Dataset items
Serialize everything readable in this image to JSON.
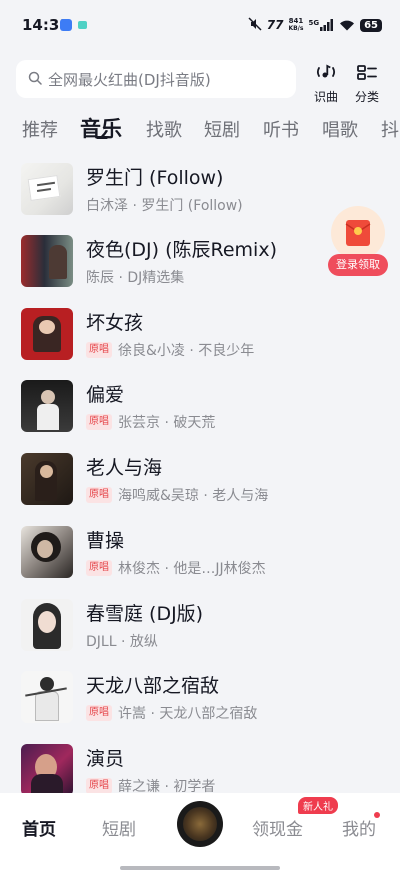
{
  "status_bar": {
    "time": "14:31",
    "speed_value": "841",
    "speed_unit": "KB/s",
    "network": "5G",
    "battery": "65"
  },
  "header": {
    "search_placeholder": "全网最火红曲(DJ抖音版)",
    "identify_label": "识曲",
    "category_label": "分类"
  },
  "tabs": [
    {
      "label": "推荐"
    },
    {
      "label": "音乐"
    },
    {
      "label": "找歌"
    },
    {
      "label": "短剧"
    },
    {
      "label": "听书"
    },
    {
      "label": "唱歌"
    },
    {
      "label": "抖"
    }
  ],
  "songs": [
    {
      "title": "罗生门 (Follow)",
      "badge": "",
      "subtitle": "白沐泽 · 罗生门 (Follow)"
    },
    {
      "title": "夜色(DJ) (陈辰Remix)",
      "badge": "",
      "subtitle": "陈辰 · DJ精选集"
    },
    {
      "title": "坏女孩",
      "badge": "原唱",
      "subtitle": "徐良&小凌 · 不良少年"
    },
    {
      "title": "偏爱",
      "badge": "原唱",
      "subtitle": "张芸京 · 破天荒"
    },
    {
      "title": "老人与海",
      "badge": "原唱",
      "subtitle": "海鸣威&吴琼 · 老人与海"
    },
    {
      "title": "曹操",
      "badge": "原唱",
      "subtitle": "林俊杰 · 他是…JJ林俊杰"
    },
    {
      "title": "春雪庭 (DJ版)",
      "badge": "",
      "subtitle": "DJLL · 放纵"
    },
    {
      "title": "天龙八部之宿敌",
      "badge": "原唱",
      "subtitle": "许嵩 · 天龙八部之宿敌"
    },
    {
      "title": "演员",
      "badge": "原唱",
      "subtitle": "薛之谦 · 初学者"
    }
  ],
  "floating_packet": {
    "label": "登录领取"
  },
  "bottom_nav": {
    "home": "首页",
    "drama": "短剧",
    "cash": "领现金",
    "cash_badge": "新人礼",
    "mine": "我的"
  },
  "colors": {
    "background": "#f3f4f7",
    "text_primary": "#161823",
    "text_secondary": "#8a8b91",
    "badge_red": "#e5474b",
    "accent_red": "#ef4d5c"
  }
}
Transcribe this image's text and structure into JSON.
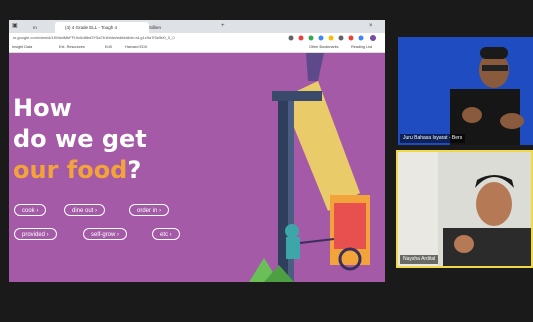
{
  "browser": {
    "tabs": [
      {
        "label": "m"
      },
      {
        "label": "(4) 4 Grade ELL - Tough 4"
      },
      {
        "label": "Sillien"
      }
    ],
    "new_tab": "+",
    "url": "sr.google.com/view/d/1KMwtMbFFUIc6d8bd3Y5a7b1bfdw/edit#slide=id.g1c9a7f3e5b0_0_0",
    "bookmarks": [
      "Insight Data",
      "Ext. Resources",
      "EdX",
      "Harvard EDX"
    ],
    "bookmark_right": [
      "Other Bookmarks",
      "Reading List"
    ]
  },
  "slide": {
    "title_line1": "How",
    "title_line2": "do we get",
    "title_accent": "our food",
    "title_end": "?",
    "chips": [
      "cook",
      "dine out",
      "order in",
      "provided",
      "self-grow",
      "etc"
    ]
  },
  "video": {
    "participant1_name": "Juru Bahasa Isyarat - Bers",
    "participant2_name": "Naysha Ardital"
  },
  "colors": {
    "slide_bg": "#a45aa7",
    "accent": "#f2a33a",
    "speaker_border": "#f0d84a",
    "video1_bg": "#1f4cc0"
  }
}
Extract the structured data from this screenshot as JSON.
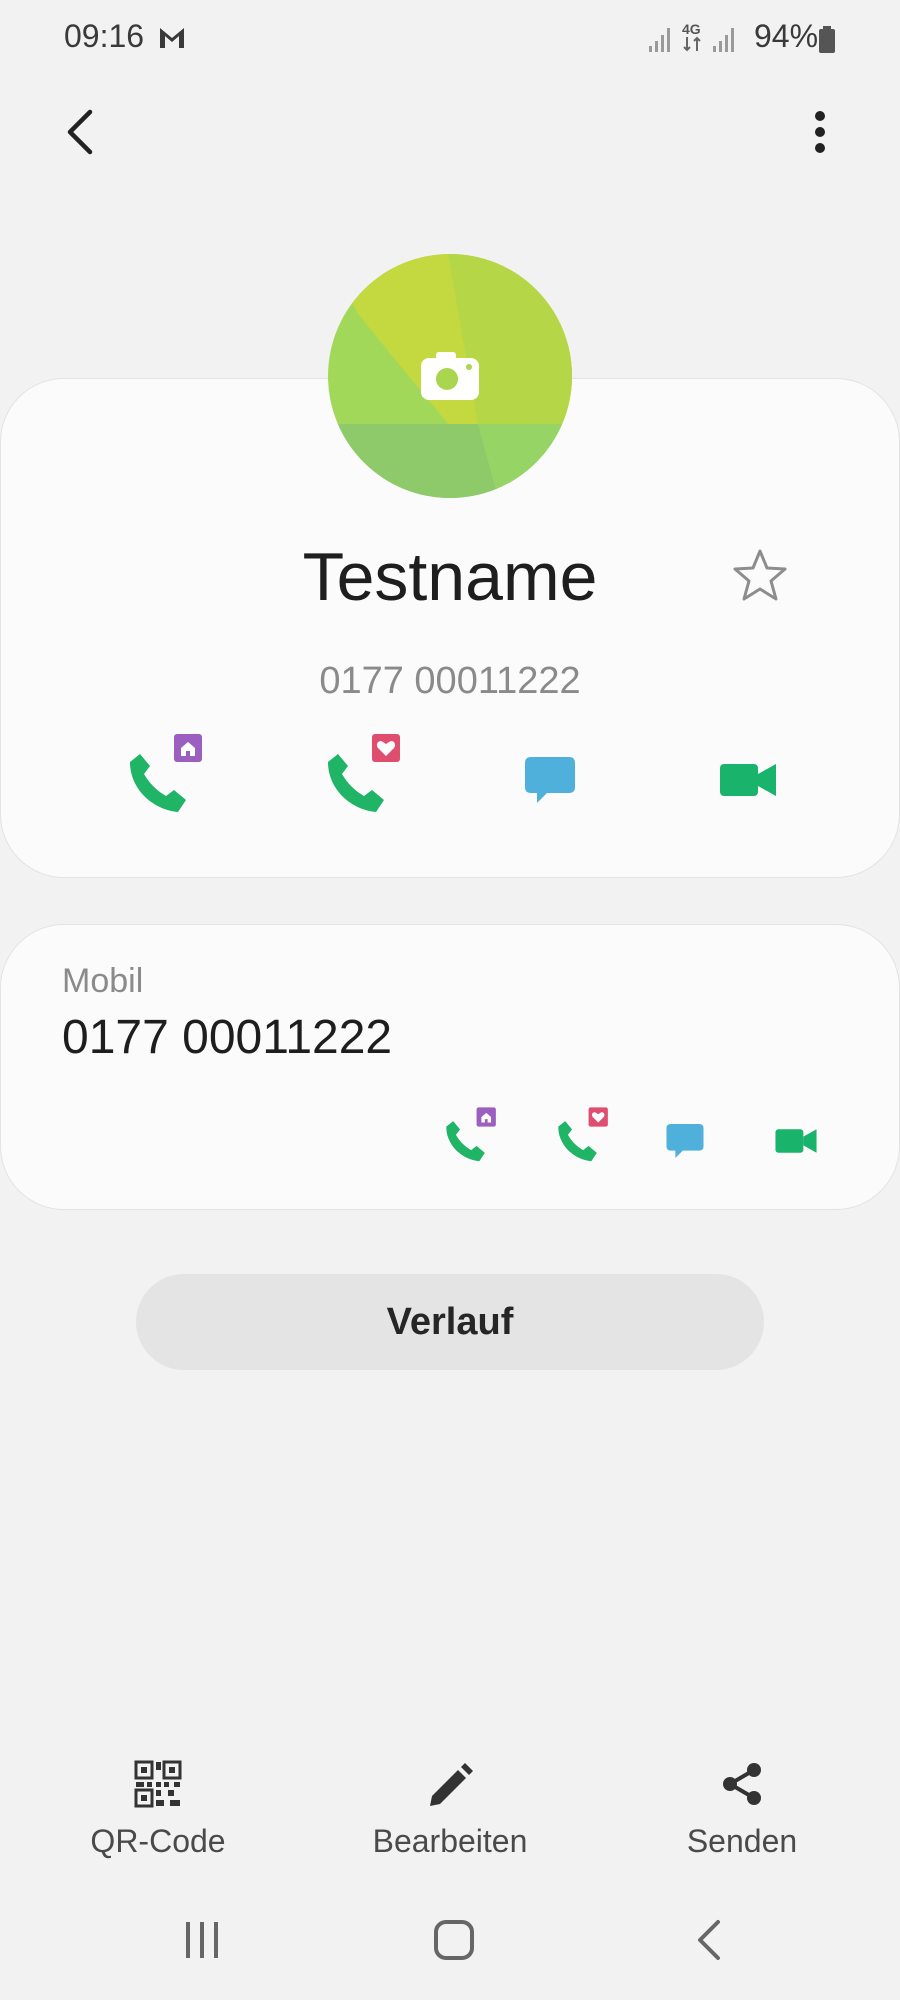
{
  "status_bar": {
    "time": "09:16",
    "network": "4G",
    "battery": "94%"
  },
  "top_bar": {
    "back_icon": "back-arrow-icon",
    "more_icon": "more-vertical-icon"
  },
  "contact": {
    "name": "Testname",
    "number": "0177 00011222",
    "avatar_icon": "camera-icon",
    "favorite_icon": "star-outline-icon"
  },
  "phone_entry": {
    "label": "Mobil",
    "number": "0177 00011222"
  },
  "history_button": "Verlauf",
  "toolbar": {
    "qr_label": "QR-Code",
    "edit_label": "Bearbeiten",
    "share_label": "Senden"
  },
  "colors": {
    "call_green": "#1fb466",
    "home_badge": "#9b5fc0",
    "fav_badge": "#e04e6f",
    "message_blue": "#4fb0dc",
    "video_green": "#19b36b",
    "avatar_green": "#a8d64e"
  }
}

[GOAL]: What is the number of lines above that contain the string "JSON"? Answer with the number alone.

[PROBLEM SOLUTION]: 3